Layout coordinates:

---

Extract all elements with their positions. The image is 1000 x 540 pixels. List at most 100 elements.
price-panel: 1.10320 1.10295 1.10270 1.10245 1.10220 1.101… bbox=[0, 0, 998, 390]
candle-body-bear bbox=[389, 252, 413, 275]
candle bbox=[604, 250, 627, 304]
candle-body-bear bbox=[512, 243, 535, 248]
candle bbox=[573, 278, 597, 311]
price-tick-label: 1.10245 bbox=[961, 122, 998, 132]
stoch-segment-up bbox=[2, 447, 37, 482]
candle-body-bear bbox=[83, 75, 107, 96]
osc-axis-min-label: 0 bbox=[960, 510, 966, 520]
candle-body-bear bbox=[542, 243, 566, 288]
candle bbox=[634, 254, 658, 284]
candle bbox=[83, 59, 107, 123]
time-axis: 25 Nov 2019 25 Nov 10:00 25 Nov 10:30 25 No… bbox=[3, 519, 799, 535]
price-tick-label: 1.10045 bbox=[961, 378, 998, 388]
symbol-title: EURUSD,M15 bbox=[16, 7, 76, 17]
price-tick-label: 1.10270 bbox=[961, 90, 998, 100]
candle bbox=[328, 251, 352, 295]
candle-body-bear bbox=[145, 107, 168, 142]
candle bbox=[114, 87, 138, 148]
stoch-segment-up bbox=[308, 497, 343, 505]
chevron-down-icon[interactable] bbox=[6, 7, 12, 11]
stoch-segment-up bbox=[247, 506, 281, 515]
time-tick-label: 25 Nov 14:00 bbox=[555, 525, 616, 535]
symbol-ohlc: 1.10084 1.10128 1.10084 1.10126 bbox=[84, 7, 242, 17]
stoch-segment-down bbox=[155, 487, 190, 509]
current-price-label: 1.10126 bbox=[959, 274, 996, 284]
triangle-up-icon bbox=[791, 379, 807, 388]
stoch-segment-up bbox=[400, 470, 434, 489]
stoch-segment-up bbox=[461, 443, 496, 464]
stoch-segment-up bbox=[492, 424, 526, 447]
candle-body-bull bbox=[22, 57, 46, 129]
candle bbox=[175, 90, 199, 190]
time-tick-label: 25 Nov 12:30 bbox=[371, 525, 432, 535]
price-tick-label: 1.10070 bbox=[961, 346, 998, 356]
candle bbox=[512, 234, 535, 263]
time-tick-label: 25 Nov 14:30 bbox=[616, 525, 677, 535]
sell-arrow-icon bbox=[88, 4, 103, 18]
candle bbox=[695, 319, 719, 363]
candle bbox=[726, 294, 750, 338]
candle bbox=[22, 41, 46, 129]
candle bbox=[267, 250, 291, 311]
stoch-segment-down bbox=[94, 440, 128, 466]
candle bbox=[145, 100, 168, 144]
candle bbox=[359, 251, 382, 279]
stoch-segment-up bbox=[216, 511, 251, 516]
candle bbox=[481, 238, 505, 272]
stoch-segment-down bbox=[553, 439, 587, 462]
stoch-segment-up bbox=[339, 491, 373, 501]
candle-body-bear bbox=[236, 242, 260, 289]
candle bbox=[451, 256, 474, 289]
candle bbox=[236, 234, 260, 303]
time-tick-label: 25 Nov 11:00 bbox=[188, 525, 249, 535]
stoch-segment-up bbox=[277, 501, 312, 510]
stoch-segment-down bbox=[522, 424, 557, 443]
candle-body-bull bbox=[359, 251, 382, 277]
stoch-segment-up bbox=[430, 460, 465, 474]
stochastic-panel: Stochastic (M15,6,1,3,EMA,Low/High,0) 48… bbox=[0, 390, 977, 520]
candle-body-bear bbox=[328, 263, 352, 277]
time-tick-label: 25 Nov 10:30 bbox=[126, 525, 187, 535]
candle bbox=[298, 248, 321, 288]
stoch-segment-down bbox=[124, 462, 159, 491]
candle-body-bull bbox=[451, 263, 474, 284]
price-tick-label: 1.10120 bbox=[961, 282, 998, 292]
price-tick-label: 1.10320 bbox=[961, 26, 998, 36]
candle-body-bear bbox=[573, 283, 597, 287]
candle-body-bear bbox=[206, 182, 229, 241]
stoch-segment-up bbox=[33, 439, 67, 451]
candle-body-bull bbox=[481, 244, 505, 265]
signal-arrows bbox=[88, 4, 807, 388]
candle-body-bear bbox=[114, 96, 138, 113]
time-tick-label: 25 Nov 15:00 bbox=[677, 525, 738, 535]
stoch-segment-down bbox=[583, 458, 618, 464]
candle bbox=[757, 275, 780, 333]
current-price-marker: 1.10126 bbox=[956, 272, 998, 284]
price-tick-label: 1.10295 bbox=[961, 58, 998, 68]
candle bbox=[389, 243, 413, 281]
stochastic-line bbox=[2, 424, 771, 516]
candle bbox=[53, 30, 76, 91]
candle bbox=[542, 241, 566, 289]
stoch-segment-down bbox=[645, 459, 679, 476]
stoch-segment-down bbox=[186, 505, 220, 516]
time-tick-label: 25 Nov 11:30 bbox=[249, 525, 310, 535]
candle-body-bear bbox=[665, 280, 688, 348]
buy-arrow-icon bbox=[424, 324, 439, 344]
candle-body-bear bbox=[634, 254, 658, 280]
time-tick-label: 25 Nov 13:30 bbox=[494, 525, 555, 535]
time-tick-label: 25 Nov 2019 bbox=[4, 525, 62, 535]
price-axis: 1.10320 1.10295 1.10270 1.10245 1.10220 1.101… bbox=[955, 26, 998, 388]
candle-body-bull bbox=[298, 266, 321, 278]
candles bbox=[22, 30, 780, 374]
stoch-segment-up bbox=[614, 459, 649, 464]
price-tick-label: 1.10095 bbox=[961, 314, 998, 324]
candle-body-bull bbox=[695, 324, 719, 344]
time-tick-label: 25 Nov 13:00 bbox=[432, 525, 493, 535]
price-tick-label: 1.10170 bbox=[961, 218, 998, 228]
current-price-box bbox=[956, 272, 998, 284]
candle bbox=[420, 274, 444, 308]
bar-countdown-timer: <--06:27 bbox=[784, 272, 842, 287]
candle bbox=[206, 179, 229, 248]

---

### WHAT YOU HAVE TO DO
Rewrite the listing from its first line through the line containing "candle bbox=[145, 100, 168, 144]", substituting "stochastic-segment-down" for "stoch-segment-down" and leaving everything else unchanged.

### ANSWER BELOW
Extract all elements with their positions. The image is 1000 x 540 pixels. List at most 100 elements.
price-panel: 1.10320 1.10295 1.10270 1.10245 1.10220 1.101… bbox=[0, 0, 998, 390]
candle-body-bear bbox=[389, 252, 413, 275]
candle bbox=[604, 250, 627, 304]
candle-body-bear bbox=[512, 243, 535, 248]
candle bbox=[573, 278, 597, 311]
price-tick-label: 1.10245 bbox=[961, 122, 998, 132]
stoch-segment-up bbox=[2, 447, 37, 482]
candle-body-bear bbox=[83, 75, 107, 96]
osc-axis-min-label: 0 bbox=[960, 510, 966, 520]
candle-body-bear bbox=[542, 243, 566, 288]
candle bbox=[634, 254, 658, 284]
candle bbox=[83, 59, 107, 123]
time-axis: 25 Nov 2019 25 Nov 10:00 25 Nov 10:30 25 No… bbox=[3, 519, 799, 535]
price-tick-label: 1.10045 bbox=[961, 378, 998, 388]
symbol-title: EURUSD,M15 bbox=[16, 7, 76, 17]
price-tick-label: 1.10270 bbox=[961, 90, 998, 100]
candle bbox=[328, 251, 352, 295]
candle-body-bear bbox=[145, 107, 168, 142]
candle bbox=[114, 87, 138, 148]
stoch-segment-up bbox=[308, 497, 343, 505]
chevron-down-icon[interactable] bbox=[6, 7, 12, 11]
stoch-segment-up bbox=[247, 506, 281, 515]
time-tick-label: 25 Nov 14:00 bbox=[555, 525, 616, 535]
symbol-ohlc: 1.10084 1.10128 1.10084 1.10126 bbox=[84, 7, 242, 17]
stochastic-segment-down bbox=[155, 487, 190, 509]
current-price-label: 1.10126 bbox=[959, 274, 996, 284]
triangle-up-icon bbox=[791, 379, 807, 388]
stoch-segment-up bbox=[400, 470, 434, 489]
stoch-segment-up bbox=[461, 443, 496, 464]
stoch-segment-up bbox=[492, 424, 526, 447]
candle-body-bull bbox=[22, 57, 46, 129]
candle bbox=[175, 90, 199, 190]
time-tick-label: 25 Nov 12:30 bbox=[371, 525, 432, 535]
price-tick-label: 1.10070 bbox=[961, 346, 998, 356]
candle bbox=[512, 234, 535, 263]
time-tick-label: 25 Nov 14:30 bbox=[616, 525, 677, 535]
sell-arrow-icon bbox=[88, 4, 103, 18]
candle bbox=[695, 319, 719, 363]
candle bbox=[726, 294, 750, 338]
candle bbox=[22, 41, 46, 129]
candle bbox=[267, 250, 291, 311]
stochastic-segment-down bbox=[94, 440, 128, 466]
candle bbox=[145, 100, 168, 144]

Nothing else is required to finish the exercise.